◆ **Aim**:
Write the next part of the notebook comparing Airbnb's amenity classes with the Open Images class names, picking up after its final line.

◆ **Supplied text**:

# Explorer Notebook
This notebook is for a bunch of little experiments here and there. Mostly just a place to run Python code.

In [2]:
import pandas as pd

In [68]:
# These are the subset of classes Airbnb are most concerned with
subset = ["Toilet",
          "Swimming_pool",
          "Bed",
          "Billiard_table",
          "Sink",
          "Fountain",
          "Oven",
          "Ceiling_fan",
          "Television",
          "Microwave_oven",
          "Gas_stove",
          "Refrigerator",
          "Kitchen_&_dining_room_table",
          "Washing_machine",
          "Bathtub",
          "Stairs",
          "Fireplace",
          "Pillow",
          "Mirror",
          "Shower",
          "Couch",
          "Countertop",
          "Coffeemaker",
          "Dishwasher",
          "Sofa_bed",
          "Tree_house",
          "Towel",
          "Porch",
          "Wine_rack",
          "Jacuzzi"]

len(subset)

30

## Start exploring the class names in Open Images
Downloaded the class descriptions from Open Images: `!wget https://storage.googleapis.com/openimages/2018_04/class-descriptions-boxable.csv`

This file contains all of the codenames for the classes which have bounding box labels in Open Images.

In [None]:
#!wget https://storage.googleapis.com/openimages/2018_04/class-descriptions-boxable.csv

In [69]:
# All the classes in Open Images
classes = pd.read_csv("class-descriptions-boxable.csv", names=["ID", "Name"])
classes

Unnamed: 0,ID,Name
0,/m/011k07,Tortoise
1,/m/011q46kg,Container
2,/m/012074,Magpie
3,/m/0120dh,Sea turtle
4,/m/01226z,Football
...,...,...
596,/m/0qmmr,Wheelchair
597,/m/0wdt60w,Rugby ball
598,/m/0xfy,Armadillo
599,/m/0xzly,Maracas


In [70]:
# Let's get a subset or at least all the columns which match
classes["match"] = classes["Name"].isin(subset)
classes

Unnamed: 0,ID,Name,match
0,/m/011k07,Tortoise,False
1,/m/011q46kg,Container,False
2,/m/012074,Magpie,False
3,/m/0120dh,Sea turtle,False
4,/m/01226z,Football,False
...,...,...,...
596,/m/0qmmr,Wheelchair,False
597,/m/0wdt60w,Rugby ball,False
598,/m/0xfy,Armadillo,False
599,/m/0xzly,Maracas,False


In [71]:
classes.match.value_counts()

False    581
True      20
Name: match, dtype: int64

In [72]:
# Where do they match up?
matches = classes[classes["match"] == True]["Name"].tolist()
matches

['Sink',
 'Towel',
 'Stairs',
 'Fountain',
 'Oven',
 'Couch',
 'Shower',
 'Pillow',
 'Bathtub',
 'Bed',
 'Fireplace',
 'Refrigerator',
 'Porch',
 'Mirror',
 'Jacuzzi',
 'Television',
 'Coffeemaker',
 'Toilet',
 'Countertop',
 'Dishwasher']

In [73]:
# Where are they different?

Element box records
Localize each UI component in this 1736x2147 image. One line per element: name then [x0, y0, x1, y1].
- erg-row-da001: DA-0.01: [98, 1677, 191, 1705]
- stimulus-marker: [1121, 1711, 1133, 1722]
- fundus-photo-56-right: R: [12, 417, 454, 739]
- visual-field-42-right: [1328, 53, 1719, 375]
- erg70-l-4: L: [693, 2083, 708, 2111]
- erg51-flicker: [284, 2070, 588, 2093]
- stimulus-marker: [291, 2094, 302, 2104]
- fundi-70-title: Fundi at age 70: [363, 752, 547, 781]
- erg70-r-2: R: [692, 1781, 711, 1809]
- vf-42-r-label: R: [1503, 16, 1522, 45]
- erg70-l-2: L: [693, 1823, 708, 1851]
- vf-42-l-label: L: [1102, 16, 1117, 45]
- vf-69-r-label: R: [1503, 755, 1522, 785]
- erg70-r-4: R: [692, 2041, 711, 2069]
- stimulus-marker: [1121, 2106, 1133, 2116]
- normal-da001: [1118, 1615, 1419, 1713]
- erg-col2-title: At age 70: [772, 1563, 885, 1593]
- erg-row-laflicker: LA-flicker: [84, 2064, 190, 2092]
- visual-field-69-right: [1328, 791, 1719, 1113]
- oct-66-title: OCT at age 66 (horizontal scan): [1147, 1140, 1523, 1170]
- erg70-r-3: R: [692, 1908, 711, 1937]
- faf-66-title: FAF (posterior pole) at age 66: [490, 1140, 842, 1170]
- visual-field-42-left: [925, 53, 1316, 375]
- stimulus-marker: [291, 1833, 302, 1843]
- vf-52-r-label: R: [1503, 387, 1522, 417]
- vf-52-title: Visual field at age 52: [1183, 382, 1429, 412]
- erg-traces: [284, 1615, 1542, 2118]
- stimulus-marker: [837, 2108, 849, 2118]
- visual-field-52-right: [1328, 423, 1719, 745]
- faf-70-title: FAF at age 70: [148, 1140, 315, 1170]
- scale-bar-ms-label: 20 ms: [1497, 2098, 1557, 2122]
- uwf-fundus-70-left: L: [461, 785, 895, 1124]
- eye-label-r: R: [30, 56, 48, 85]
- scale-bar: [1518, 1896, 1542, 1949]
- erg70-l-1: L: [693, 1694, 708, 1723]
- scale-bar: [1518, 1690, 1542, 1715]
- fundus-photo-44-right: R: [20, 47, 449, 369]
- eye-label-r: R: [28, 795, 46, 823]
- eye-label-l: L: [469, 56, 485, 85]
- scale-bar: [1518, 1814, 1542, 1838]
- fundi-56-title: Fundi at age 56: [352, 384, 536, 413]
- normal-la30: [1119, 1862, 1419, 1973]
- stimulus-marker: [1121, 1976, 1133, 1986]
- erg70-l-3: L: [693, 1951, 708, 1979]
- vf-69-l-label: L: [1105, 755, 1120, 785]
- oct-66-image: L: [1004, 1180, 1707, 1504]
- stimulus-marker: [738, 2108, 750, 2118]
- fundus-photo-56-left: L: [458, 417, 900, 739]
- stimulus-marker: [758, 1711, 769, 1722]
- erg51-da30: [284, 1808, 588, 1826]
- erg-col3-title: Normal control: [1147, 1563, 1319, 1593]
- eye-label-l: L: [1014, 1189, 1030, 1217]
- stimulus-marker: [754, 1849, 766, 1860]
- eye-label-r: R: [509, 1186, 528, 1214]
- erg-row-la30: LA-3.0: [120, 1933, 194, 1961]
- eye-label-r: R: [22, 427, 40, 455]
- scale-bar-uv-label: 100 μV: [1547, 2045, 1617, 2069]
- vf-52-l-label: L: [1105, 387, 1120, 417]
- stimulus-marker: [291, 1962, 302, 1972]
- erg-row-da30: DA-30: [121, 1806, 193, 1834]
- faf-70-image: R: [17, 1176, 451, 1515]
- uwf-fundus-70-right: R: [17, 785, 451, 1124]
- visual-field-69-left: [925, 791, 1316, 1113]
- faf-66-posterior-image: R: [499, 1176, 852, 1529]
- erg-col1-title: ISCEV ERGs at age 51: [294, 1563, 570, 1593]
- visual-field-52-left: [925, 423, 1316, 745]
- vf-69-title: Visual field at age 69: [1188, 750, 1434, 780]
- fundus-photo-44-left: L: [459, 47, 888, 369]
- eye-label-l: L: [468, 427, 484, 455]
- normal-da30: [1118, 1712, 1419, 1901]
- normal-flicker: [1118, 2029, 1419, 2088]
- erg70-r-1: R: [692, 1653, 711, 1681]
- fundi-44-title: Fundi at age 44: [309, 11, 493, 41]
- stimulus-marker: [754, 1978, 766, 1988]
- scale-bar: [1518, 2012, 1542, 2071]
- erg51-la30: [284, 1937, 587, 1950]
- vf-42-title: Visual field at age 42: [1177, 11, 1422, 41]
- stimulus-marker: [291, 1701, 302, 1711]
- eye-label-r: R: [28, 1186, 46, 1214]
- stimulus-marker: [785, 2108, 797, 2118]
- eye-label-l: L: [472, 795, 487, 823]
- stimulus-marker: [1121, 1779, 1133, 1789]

◆ **Exercise output**:
missing_classes = list(set(subset)-set(matches))
missing_classes # missing classes in Open Images that are in Airbnb's classes of concern 

['Kitchen_&_dining_room_table',
 'Swimming_pool',
 'Gas_stove',
 'Ceiling_fan',
 'Washing_machine',
 'Tree_house',
 'Billiard_table',
 'Microwave_oven',
 'Sofa_bed',
 'Wine_rack']

In [74]:
# Are there similar versions of these classes in the descriptions I could use?
classes[classes["Name"].str.contains("pool")]

Unnamed: 0,ID,Name,match
444,/m/0b_rs,Swimming pool,False


In [75]:
classes[classes["Name"].str.contains("stove")]

Unnamed: 0,ID,Name,match
197,/m/02wv84t,Gas stove,False
270,/m/04169hn,Wood-burning stove,False


In [76]:
classes[classes["Name"].str.contains("stove")]["Name"].tolist()

['Gas stove', 'Wood-burning stove']

In [77]:
# Get the individual words from each string of missing classes
strings = [i.split('_') for i in missing_classes]
strings = [item for sublist in strings for item in sublist]
strings

['Kitchen',
 '&',
 'dining',
 'room',
 'table',
 'Swimming',
 'pool',
 'Gas',
 'stove',
 'Ceiling',
 'fan',
 'Washing',
 'machine',
 'Tree',
 'house',
 'Billiard',
 'table',
 'Microwave',
 'oven',
 'Sofa',
 'bed',
 'Wine',
 'rack']

In [78]:
# Now find if any of the strings match up
more_matches = []
for string in strings:
    more_matches.append(classes[classes["Name"].str.contains(string)]["Name"].tolist())
more_matches = list(set([item for sublist in more_matches for item in sublist]))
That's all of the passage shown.